TO BE DONE:
A - From the comment thread, extract the stretch from "by Shellie on" through "means of escape." word for word.
B - Copy the rows from the one containing "card-title: Category 2 [106, 385, 234, 415]" through the one containing "screenshot-icon [86, 30, 102, 46]", both included, without changing anything.

READING PASSAGE:
I have a second hand book version of the Rule. The previous reader/owner has underlined many passages in the Prologue and in Chapter 4. At the end of this chapter he/she has written ‘Read regularly as a reminder’ and underscored it three times, and then there are no further underlinings or comments.
I suspect that, like me, the previous owner has felt quite overwhelmed by all these guidelines. What a relief at the end (74) to be reminded of God’s mercy.
Thank you for bringing the wisdom of your own lived experience to this chapter.

by Patricia on Friday, 21 September, 2012 at 6:50 pm. #

Never to despair of God’s mercy is the one tool to be employed at all times, I think. It is good to have ideals, but they are meant to inspire not crush us. Be encouraged!

by Digitalnun on Saturday, 22 September, 2012 at 8:10 am. #

To do the same thing, day after day, and to do it with love….that can be a hard discipline. But I often think that it’s exactly what God does – day after day, time after time, loving us and making all things new. Creating anew and relentlessly loving us…something to attempt to live up to!

by Shellie on Friday, 21 September, 2012 at 9:25 pm. #

Yes, the scriptures remind us of God’s everlasting fidelity. It is we who are fickle and seek means of escape.

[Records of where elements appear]

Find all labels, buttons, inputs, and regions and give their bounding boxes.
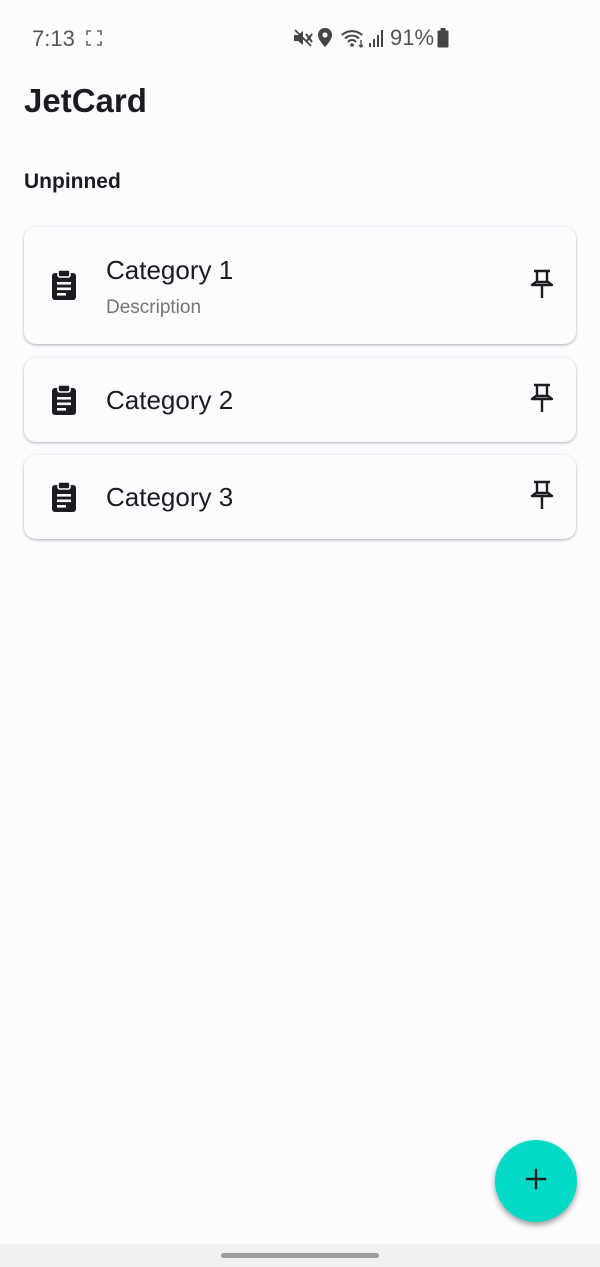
card-title: Category 2 [106, 385, 234, 415]
battery-icon [436, 27, 450, 49]
card-title: Category 3 [106, 482, 234, 512]
clipboard-icon [50, 269, 78, 301]
pin-icon [530, 383, 554, 418]
plus-icon [524, 1167, 548, 1196]
location-icon [316, 27, 334, 49]
category-card-2[interactable]: Category 2 [24, 358, 576, 442]
home-indicator[interactable] [221, 1253, 379, 1258]
pin-button[interactable] [526, 480, 558, 514]
category-card-1[interactable]: Category 1 Description [24, 227, 576, 344]
screenshot-icon [86, 30, 102, 46]
app-title: JetCard [24, 82, 147, 119]
status-time: 7:13 [32, 26, 75, 51]
navigation-bar [0, 1244, 600, 1267]
pin-button[interactable] [526, 269, 558, 303]
pin-icon [530, 269, 554, 304]
status-icons: 91% [292, 25, 450, 50]
signal-icon [368, 27, 386, 49]
battery-percentage: 91% [390, 25, 435, 50]
card-title: Category 1 [106, 255, 234, 285]
section-title-unpinned: Unpinned [24, 170, 121, 193]
card-description: Description [106, 297, 202, 318]
status-bar: 7:13 91% [0, 0, 600, 76]
clipboard-icon [50, 384, 78, 416]
add-category-fab[interactable] [495, 1140, 577, 1222]
pin-icon [530, 480, 554, 515]
wifi-icon [340, 27, 366, 49]
category-card-3[interactable]: Category 3 [24, 455, 576, 539]
pin-button[interactable] [526, 383, 558, 417]
clipboard-icon [50, 481, 78, 513]
mute-vibrate-icon [292, 27, 314, 49]
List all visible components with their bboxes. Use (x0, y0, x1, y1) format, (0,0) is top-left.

RESULTS FOR EACH TASK:
A -
by Shellie on Friday, 21 September, 2012 at 9:25 pm. #

Yes, the scriptures remind us of God’s everlasting fidelity. It is we who are fickle and seek means of escape.

B -
card-title: Category 2 [106, 385, 234, 415]
battery-icon [436, 27, 450, 49]
card-title: Category 3 [106, 482, 234, 512]
clipboard-icon [50, 269, 78, 301]
pin-icon [530, 383, 554, 418]
plus-icon [524, 1167, 548, 1196]
location-icon [316, 27, 334, 49]
category-card-2[interactable]: Category 2 [24, 358, 576, 442]
home-indicator[interactable] [221, 1253, 379, 1258]
pin-button[interactable] [526, 480, 558, 514]
category-card-1[interactable]: Category 1 Description [24, 227, 576, 344]
screenshot-icon [86, 30, 102, 46]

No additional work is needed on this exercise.